Requirements => Can you copy out the data exactly? Leave the images out.

..............................

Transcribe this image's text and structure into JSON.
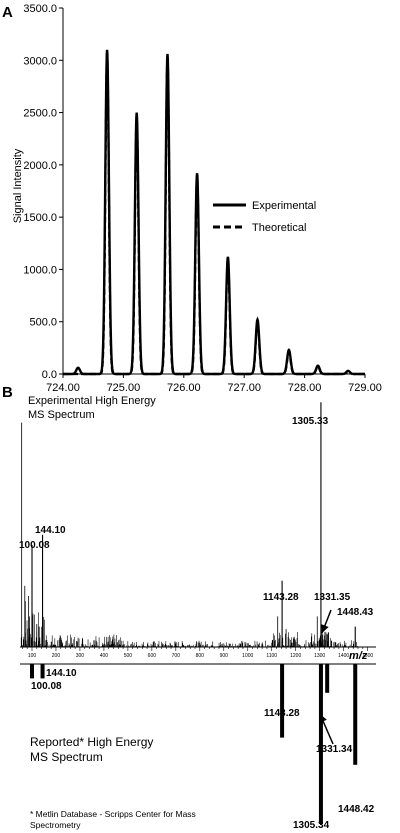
{
  "panel_a": {
    "label": "A",
    "legend": {
      "experimental": "Experimental",
      "theoretical": "Theoretical"
    }
  },
  "panel_b": {
    "label": "B",
    "xlabel": "m/z",
    "upper_title": [
      "Experimental High Energy",
      "MS Spectrum"
    ],
    "lower_title": [
      "Reported* High Energy",
      "MS Spectrum"
    ],
    "footnote": [
      "* Metlin Database - Scripps Center for Mass",
      "Spectrometry"
    ]
  },
  "chart_data": [
    {
      "type": "line",
      "panel": "A",
      "title": "",
      "xlabel": "",
      "ylabel": "Signal Intensity",
      "xlim": [
        724.0,
        729.0
      ],
      "ylim": [
        0.0,
        3500.0
      ],
      "x_ticks": [
        "724.00",
        "725.00",
        "726.00",
        "727.00",
        "728.00",
        "729.00"
      ],
      "y_ticks": [
        "0.0",
        "500.0",
        "1000.0",
        "1500.0",
        "2000.0",
        "2500.0",
        "3000.0",
        "3500.0"
      ],
      "series": [
        {
          "name": "Experimental",
          "style": "solid",
          "peaks": [
            {
              "x": 724.25,
              "y": 60
            },
            {
              "x": 724.73,
              "y": 3100
            },
            {
              "x": 725.22,
              "y": 2500
            },
            {
              "x": 725.73,
              "y": 3060
            },
            {
              "x": 726.22,
              "y": 1920
            },
            {
              "x": 726.73,
              "y": 1120
            },
            {
              "x": 727.22,
              "y": 520
            },
            {
              "x": 727.74,
              "y": 230
            },
            {
              "x": 728.22,
              "y": 80
            },
            {
              "x": 728.72,
              "y": 30
            }
          ]
        },
        {
          "name": "Theoretical",
          "style": "dashed",
          "peaks": [
            {
              "x": 724.73,
              "y": 3080
            },
            {
              "x": 725.22,
              "y": 2470
            },
            {
              "x": 725.73,
              "y": 3040
            },
            {
              "x": 726.22,
              "y": 1900
            },
            {
              "x": 726.73,
              "y": 1100
            },
            {
              "x": 727.22,
              "y": 500
            },
            {
              "x": 727.74,
              "y": 210
            },
            {
              "x": 728.22,
              "y": 70
            },
            {
              "x": 728.72,
              "y": 20
            }
          ]
        }
      ]
    },
    {
      "type": "bar",
      "panel": "B",
      "xlabel": "m/z",
      "xlim": [
        50,
        1510
      ],
      "x_ticks": [
        "100",
        "200",
        "300",
        "400",
        "500",
        "600",
        "700",
        "800",
        "900",
        "1000",
        "1100",
        "1200",
        "1300",
        "1400",
        "1500"
      ],
      "series": [
        {
          "name": "Experimental High Energy MS Spectrum",
          "direction": "up",
          "labeled_peaks": [
            {
              "mz": 100.08,
              "label": "100.08",
              "rel": 0.4
            },
            {
              "mz": 144.1,
              "label": "144.10",
              "rel": 0.44
            },
            {
              "mz": 1143.28,
              "label": "1143.28",
              "rel": 0.26
            },
            {
              "mz": 1305.33,
              "label": "1305.33",
              "rel": 0.96
            },
            {
              "mz": 1331.35,
              "label": "1331.35",
              "rel": 0.05
            },
            {
              "mz": 1448.43,
              "label": "1448.43",
              "rel": 0.08
            }
          ]
        },
        {
          "name": "Reported* High Energy MS Spectrum",
          "direction": "down",
          "labeled_peaks": [
            {
              "mz": 100.08,
              "label": "100.08",
              "rel": 0.09
            },
            {
              "mz": 144.1,
              "label": "144.10",
              "rel": 0.09
            },
            {
              "mz": 1143.28,
              "label": "1143.28",
              "rel": 0.46
            },
            {
              "mz": 1305.34,
              "label": "1305.34",
              "rel": 1.0
            },
            {
              "mz": 1331.34,
              "label": "1331.34",
              "rel": 0.18
            },
            {
              "mz": 1448.42,
              "label": "1448.42",
              "rel": 0.63
            }
          ]
        }
      ]
    }
  ]
}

..............................

Exercise output =>
Transcribe this image's text and structure into JSON.
{
  "panel_a": {
    "label": "A",
    "legend": {
      "experimental": "Experimental",
      "theoretical": "Theoretical"
    }
  },
  "panel_b": {
    "label": "B",
    "xlabel": "m/z",
    "upper_title": [
      "Experimental High Energy",
      "MS Spectrum"
    ],
    "lower_title": [
      "Reported* High Energy",
      "MS Spectrum"
    ],
    "footnote": [
      "* Metlin Database - Scripps Center for Mass",
      "Spectrometry"
    ]
  },
  "chart_data": [
    {
      "type": "line",
      "panel": "A",
      "title": "",
      "xlabel": "",
      "ylabel": "Signal Intensity",
      "xlim": [
        724.0,
        729.0
      ],
      "ylim": [
        0.0,
        3500.0
      ],
      "x_ticks": [
        "724.00",
        "725.00",
        "726.00",
        "727.00",
        "728.00",
        "729.00"
      ],
      "y_ticks": [
        "0.0",
        "500.0",
        "1000.0",
        "1500.0",
        "2000.0",
        "2500.0",
        "3000.0",
        "3500.0"
      ],
      "series": [
        {
          "name": "Experimental",
          "style": "solid",
          "peaks": [
            {
              "x": 724.25,
              "y": 60
            },
            {
              "x": 724.73,
              "y": 3100
            },
            {
              "x": 725.22,
              "y": 2500
            },
            {
              "x": 725.73,
              "y": 3060
            },
            {
              "x": 726.22,
              "y": 1920
            },
            {
              "x": 726.73,
              "y": 1120
            },
            {
              "x": 727.22,
              "y": 520
            },
            {
              "x": 727.74,
              "y": 230
            },
            {
              "x": 728.22,
              "y": 80
            },
            {
              "x": 728.72,
              "y": 30
            }
          ]
        },
        {
          "name": "Theoretical",
          "style": "dashed",
          "peaks": [
            {
              "x": 724.73,
              "y": 3080
            },
            {
              "x": 725.22,
              "y": 2470
            },
            {
              "x": 725.73,
              "y": 3040
            },
            {
              "x": 726.22,
              "y": 1900
            },
            {
              "x": 726.73,
              "y": 1100
            },
            {
              "x": 727.22,
              "y": 500
            },
            {
              "x": 727.74,
              "y": 210
            },
            {
              "x": 728.22,
              "y": 70
            },
            {
              "x": 728.72,
              "y": 20
            }
          ]
        }
      ]
    },
    {
      "type": "bar",
      "panel": "B",
      "xlabel": "m/z",
      "xlim": [
        50,
        1510
      ],
      "x_ticks": [
        "100",
        "200",
        "300",
        "400",
        "500",
        "600",
        "700",
        "800",
        "900",
        "1000",
        "1100",
        "1200",
        "1300",
        "1400",
        "1500"
      ],
      "series": [
        {
          "name": "Experimental High Energy MS Spectrum",
          "direction": "up",
          "labeled_peaks": [
            {
              "mz": 100.08,
              "label": "100.08",
              "rel": 0.4
            },
            {
              "mz": 144.1,
              "label": "144.10",
              "rel": 0.44
            },
            {
              "mz": 1143.28,
              "label": "1143.28",
              "rel": 0.26
            },
            {
              "mz": 1305.33,
              "label": "1305.33",
              "rel": 0.96
            },
            {
              "mz": 1331.35,
              "label": "1331.35",
              "rel": 0.05
            },
            {
              "mz": 1448.43,
              "label": "1448.43",
              "rel": 0.08
            }
          ]
        },
        {
          "name": "Reported* High Energy MS Spectrum",
          "direction": "down",
          "labeled_peaks": [
            {
              "mz": 100.08,
              "label": "100.08",
              "rel": 0.09
            },
            {
              "mz": 144.1,
              "label": "144.10",
              "rel": 0.09
            },
            {
              "mz": 1143.28,
              "label": "1143.28",
              "rel": 0.46
            },
            {
              "mz": 1305.34,
              "label": "1305.34",
              "rel": 1.0
            },
            {
              "mz": 1331.34,
              "label": "1331.34",
              "rel": 0.18
            },
            {
              "mz": 1448.42,
              "label": "1448.42",
              "rel": 0.63
            }
          ]
        }
      ]
    }
  ]
}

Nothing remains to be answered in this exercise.